▶ **Aim of the exercise**: Leave out the pictures and repeat everything else in the records exactly.

▶ **Supplied data**:
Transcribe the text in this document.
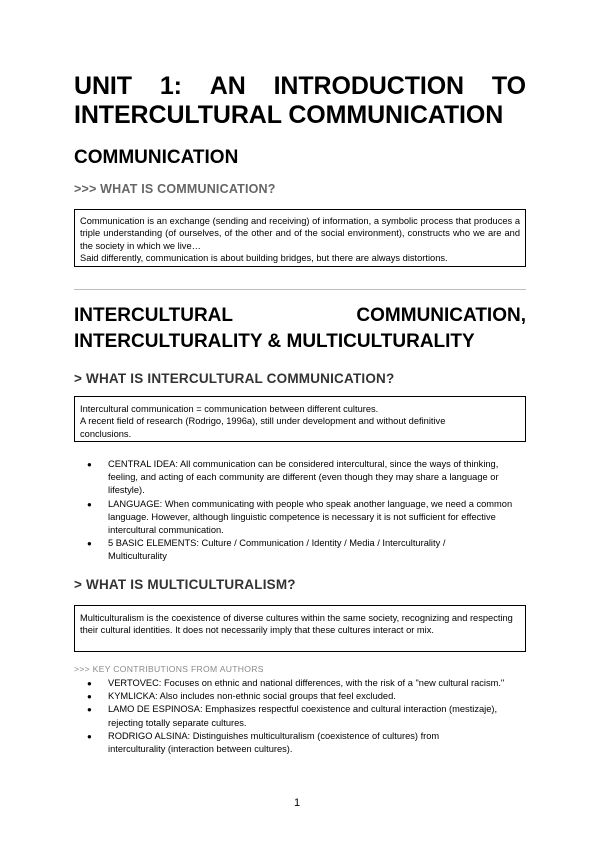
UNIT 1: AN INTRODUCTION TO
INTERCULTURAL COMMUNICATION
COMMUNICATION
>>> WHAT IS COMMUNICATION?

Communication is an exchange (sending and receiving) of information, a symbolic process that produces a triple understanding (of ourselves, of the other and of the social environment), constructs who we are and the society in which we live…

Said differently, communication is about building bridges, but there are always distortions.

INTERCULTURAL	COMMUNICATION,
INTERCULTURALITY & MULTICULTURALITY
> WHAT IS INTERCULTURAL COMMUNICATION?

Intercultural communication = communication between different cultures.

A recent field of research (Rodrigo, 1996a), still under development and without definitive conclusions.

● CENTRAL IDEA: All communication can be considered intercultural, since the ways of thinking, feeling, and acting of each community are different (even though they may share a language or lifestyle).
● LANGUAGE: When communicating with people who speak another language, we need a common language. However, although linguistic competence is necessary it is not sufficient for effective intercultural communication.
● 5 BASIC ELEMENTS: Culture / Communication / Identity / Media / Interculturality / Multiculturality
> WHAT IS MULTICULTURALISM?

Multiculturalism is the coexistence of diverse cultures within the same society, recognizing and respecting their cultural identities. It does not necessarily imply that these cultures interact or mix.

>>> KEY CONTRIBUTIONS FROM AUTHORS
● VERTOVEC: Focuses on ethnic and national differences, with the risk of a "new cultural racism."
● KYMLICKA: Also includes non-ethnic social groups that feel excluded.
● LAMO DE ESPINOSA: Emphasizes respectful coexistence and cultural interaction (mestizaje), rejecting totally separate cultures.
● RODRIGO ALSINA: Distinguishes multiculturalism (coexistence of cultures) from interculturality (interaction between cultures).
1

▶ **Response to this exercise**:
Transcribe the text in this document.
UNIT 1: AN INTRODUCTION TO
INTERCULTURAL COMMUNICATION
COMMUNICATION
>>> WHAT IS COMMUNICATION?

Communication is an exchange (sending and receiving) of information, a symbolic process that produces a triple understanding (of ourselves, of the other and of the social environment), constructs who we are and the society in which we live…

Said differently, communication is about building bridges, but there are always distortions.

INTERCULTURAL	COMMUNICATION,
INTERCULTURALITY & MULTICULTURALITY
> WHAT IS INTERCULTURAL COMMUNICATION?

Intercultural communication = communication between different cultures.

A recent field of research (Rodrigo, 1996a), still under development and without definitive conclusions.

● CENTRAL IDEA: All communication can be considered intercultural, since the ways of thinking, feeling, and acting of each community are different (even though they may share a language or lifestyle).
● LANGUAGE: When communicating with people who speak another language, we need a common language. However, although linguistic competence is necessary it is not sufficient for effective intercultural communication.
● 5 BASIC ELEMENTS: Culture / Communication / Identity / Media / Interculturality / Multiculturality
> WHAT IS MULTICULTURALISM?

Multiculturalism is the coexistence of diverse cultures within the same society, recognizing and respecting their cultural identities. It does not necessarily imply that these cultures interact or mix.

>>> KEY CONTRIBUTIONS FROM AUTHORS
● VERTOVEC: Focuses on ethnic and national differences, with the risk of a "new cultural racism."
● KYMLICKA: Also includes non-ethnic social groups that feel excluded.
● LAMO DE ESPINOSA: Emphasizes respectful coexistence and cultural interaction (mestizaje), rejecting totally separate cultures.
● RODRIGO ALSINA: Distinguishes multiculturalism (coexistence of cultures) from interculturality (interaction between cultures).
1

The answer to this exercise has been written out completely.